▶ _What to work on_
Copy out, from the entries below, each line holding the string "widoku".

▶ _Stored dataset items_
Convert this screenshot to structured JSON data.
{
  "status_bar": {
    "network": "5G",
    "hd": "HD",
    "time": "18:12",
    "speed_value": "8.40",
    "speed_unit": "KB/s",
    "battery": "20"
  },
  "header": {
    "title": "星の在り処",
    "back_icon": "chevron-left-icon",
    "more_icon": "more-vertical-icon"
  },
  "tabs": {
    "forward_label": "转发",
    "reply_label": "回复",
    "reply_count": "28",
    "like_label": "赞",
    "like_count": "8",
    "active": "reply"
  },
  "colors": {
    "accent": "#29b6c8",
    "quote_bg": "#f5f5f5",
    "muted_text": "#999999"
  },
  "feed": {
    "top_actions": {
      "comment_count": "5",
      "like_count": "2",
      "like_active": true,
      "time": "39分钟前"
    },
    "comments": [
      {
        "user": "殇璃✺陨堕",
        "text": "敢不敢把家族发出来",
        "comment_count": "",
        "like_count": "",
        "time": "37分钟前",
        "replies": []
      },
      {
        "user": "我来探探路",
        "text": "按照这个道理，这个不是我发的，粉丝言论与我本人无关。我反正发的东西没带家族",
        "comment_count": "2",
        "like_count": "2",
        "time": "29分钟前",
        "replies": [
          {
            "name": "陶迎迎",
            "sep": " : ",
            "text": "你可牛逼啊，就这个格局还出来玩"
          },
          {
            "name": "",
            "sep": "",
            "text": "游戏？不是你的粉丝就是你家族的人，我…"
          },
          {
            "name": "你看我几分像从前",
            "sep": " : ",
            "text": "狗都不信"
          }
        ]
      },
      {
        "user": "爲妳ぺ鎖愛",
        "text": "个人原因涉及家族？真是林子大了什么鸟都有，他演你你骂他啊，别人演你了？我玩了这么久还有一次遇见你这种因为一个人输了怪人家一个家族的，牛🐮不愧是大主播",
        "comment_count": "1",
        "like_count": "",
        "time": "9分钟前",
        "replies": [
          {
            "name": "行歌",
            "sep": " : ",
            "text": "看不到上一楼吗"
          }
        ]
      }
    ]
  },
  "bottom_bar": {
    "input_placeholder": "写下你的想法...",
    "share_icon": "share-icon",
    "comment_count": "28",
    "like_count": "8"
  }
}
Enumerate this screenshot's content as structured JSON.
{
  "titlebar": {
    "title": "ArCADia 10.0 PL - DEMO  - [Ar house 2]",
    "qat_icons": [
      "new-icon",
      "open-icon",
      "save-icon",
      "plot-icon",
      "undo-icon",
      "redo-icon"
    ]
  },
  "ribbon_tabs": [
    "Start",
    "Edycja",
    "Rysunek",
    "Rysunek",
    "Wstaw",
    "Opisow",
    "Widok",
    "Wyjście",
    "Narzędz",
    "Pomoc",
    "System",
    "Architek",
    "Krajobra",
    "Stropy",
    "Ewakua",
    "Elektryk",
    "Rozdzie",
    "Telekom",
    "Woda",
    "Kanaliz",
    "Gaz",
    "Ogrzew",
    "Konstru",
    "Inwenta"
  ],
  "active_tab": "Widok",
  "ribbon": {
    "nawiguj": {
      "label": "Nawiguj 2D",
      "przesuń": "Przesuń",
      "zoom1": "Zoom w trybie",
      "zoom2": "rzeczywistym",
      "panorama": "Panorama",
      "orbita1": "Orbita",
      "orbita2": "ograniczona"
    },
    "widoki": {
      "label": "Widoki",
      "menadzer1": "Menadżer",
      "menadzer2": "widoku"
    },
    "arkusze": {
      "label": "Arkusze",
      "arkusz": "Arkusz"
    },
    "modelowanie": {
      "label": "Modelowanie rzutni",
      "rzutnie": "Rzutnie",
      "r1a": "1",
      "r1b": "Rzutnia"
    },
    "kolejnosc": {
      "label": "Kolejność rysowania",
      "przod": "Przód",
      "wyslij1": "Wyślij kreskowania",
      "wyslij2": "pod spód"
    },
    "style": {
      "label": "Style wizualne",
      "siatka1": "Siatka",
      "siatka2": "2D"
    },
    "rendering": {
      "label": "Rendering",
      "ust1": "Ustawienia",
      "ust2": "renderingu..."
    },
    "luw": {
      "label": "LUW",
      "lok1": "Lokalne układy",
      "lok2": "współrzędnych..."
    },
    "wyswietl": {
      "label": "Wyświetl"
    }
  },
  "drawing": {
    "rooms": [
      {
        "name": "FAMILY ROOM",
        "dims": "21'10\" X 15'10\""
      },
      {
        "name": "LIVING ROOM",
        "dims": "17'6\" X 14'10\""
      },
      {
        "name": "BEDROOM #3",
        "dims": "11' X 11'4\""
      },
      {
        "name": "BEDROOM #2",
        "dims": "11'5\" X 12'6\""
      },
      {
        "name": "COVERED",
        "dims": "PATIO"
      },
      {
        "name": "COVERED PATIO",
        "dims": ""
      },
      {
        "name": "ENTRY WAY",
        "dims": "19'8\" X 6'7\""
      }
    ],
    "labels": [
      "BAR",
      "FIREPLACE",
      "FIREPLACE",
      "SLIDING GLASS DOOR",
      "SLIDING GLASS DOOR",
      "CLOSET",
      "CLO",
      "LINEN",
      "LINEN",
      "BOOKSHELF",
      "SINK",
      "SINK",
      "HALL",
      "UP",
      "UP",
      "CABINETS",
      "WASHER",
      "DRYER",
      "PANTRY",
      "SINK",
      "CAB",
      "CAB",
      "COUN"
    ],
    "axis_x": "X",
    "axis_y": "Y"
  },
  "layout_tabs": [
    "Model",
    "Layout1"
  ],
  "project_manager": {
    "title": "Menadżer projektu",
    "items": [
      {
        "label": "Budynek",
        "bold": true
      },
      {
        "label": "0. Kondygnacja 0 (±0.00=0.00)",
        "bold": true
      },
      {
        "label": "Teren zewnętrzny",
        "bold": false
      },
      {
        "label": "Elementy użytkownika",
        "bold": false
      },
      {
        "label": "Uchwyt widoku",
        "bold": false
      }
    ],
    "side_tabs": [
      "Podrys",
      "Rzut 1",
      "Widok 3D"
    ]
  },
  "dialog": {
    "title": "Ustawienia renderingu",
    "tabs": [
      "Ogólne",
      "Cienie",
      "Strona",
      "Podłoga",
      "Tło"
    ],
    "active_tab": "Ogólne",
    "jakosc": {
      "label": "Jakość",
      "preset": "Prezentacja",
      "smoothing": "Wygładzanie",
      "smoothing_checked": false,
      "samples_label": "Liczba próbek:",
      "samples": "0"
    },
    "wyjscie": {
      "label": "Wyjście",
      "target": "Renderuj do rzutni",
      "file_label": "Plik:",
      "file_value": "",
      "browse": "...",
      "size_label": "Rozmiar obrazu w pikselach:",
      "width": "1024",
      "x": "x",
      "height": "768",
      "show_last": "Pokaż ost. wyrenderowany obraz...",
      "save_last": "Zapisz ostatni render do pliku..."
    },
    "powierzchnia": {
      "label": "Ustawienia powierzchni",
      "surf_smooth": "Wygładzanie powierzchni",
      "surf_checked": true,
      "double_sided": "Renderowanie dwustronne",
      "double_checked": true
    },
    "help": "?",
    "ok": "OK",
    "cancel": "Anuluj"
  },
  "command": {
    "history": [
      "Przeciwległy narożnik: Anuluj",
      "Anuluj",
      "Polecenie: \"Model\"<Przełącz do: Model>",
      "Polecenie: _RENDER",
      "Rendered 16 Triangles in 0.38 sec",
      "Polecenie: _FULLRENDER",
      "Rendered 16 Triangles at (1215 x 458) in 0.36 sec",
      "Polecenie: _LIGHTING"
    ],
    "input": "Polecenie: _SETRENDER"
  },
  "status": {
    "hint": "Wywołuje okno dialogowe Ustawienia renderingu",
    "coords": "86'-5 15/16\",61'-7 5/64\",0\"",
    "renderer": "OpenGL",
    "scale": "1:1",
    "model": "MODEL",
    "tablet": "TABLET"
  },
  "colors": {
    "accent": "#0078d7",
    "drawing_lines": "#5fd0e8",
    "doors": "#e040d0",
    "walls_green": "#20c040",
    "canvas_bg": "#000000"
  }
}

▶ _Written answer_
      "menadzer2": "widoku"
        "label": "Uchwyt widoku",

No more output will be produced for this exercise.